Exercise requirements -> Look through the lines below and extract each one that contains "يكون".

Records ->
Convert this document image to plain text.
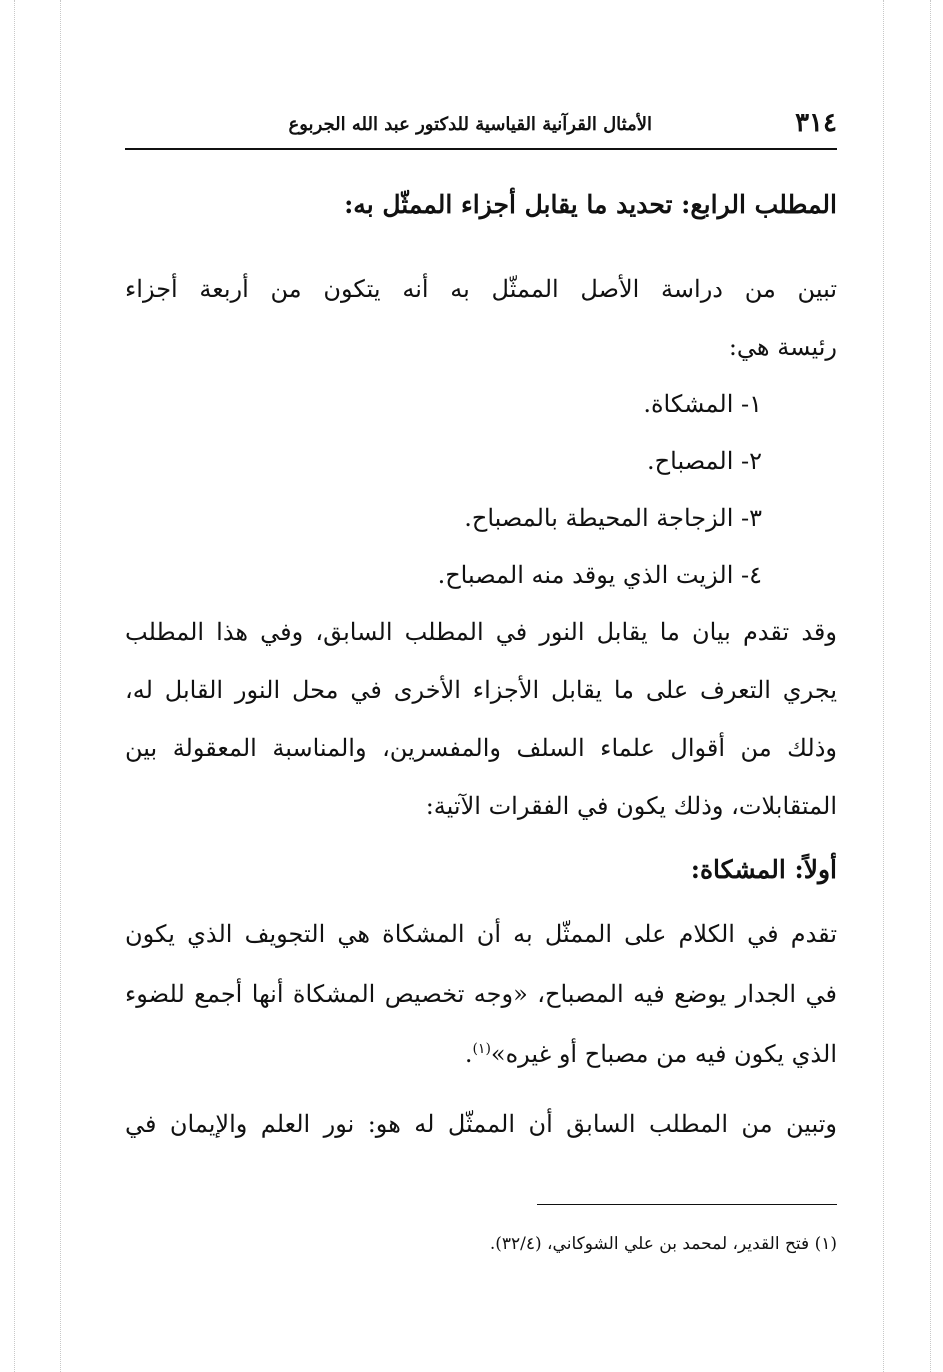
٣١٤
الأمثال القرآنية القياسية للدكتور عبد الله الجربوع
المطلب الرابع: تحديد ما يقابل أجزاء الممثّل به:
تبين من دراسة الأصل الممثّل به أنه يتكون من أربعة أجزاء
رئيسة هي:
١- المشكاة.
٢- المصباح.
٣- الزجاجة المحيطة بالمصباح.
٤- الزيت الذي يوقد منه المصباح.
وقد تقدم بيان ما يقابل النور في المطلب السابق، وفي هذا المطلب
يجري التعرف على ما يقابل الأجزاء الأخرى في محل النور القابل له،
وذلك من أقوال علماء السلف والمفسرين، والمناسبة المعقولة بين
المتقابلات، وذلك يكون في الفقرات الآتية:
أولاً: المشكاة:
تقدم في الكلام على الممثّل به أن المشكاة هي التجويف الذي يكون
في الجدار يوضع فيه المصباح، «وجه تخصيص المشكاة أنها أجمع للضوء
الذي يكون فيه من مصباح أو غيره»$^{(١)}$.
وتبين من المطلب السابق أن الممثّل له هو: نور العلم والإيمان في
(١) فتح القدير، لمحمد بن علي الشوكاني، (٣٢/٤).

Written reply ->
المتقابلات، وذلك يكون في الفقرات الآتية:
تقدم في الكلام على الممثّل به أن المشكاة هي التجويف الذي يكون
الذي يكون فيه من مصباح أو غيره»$^{(١)}$.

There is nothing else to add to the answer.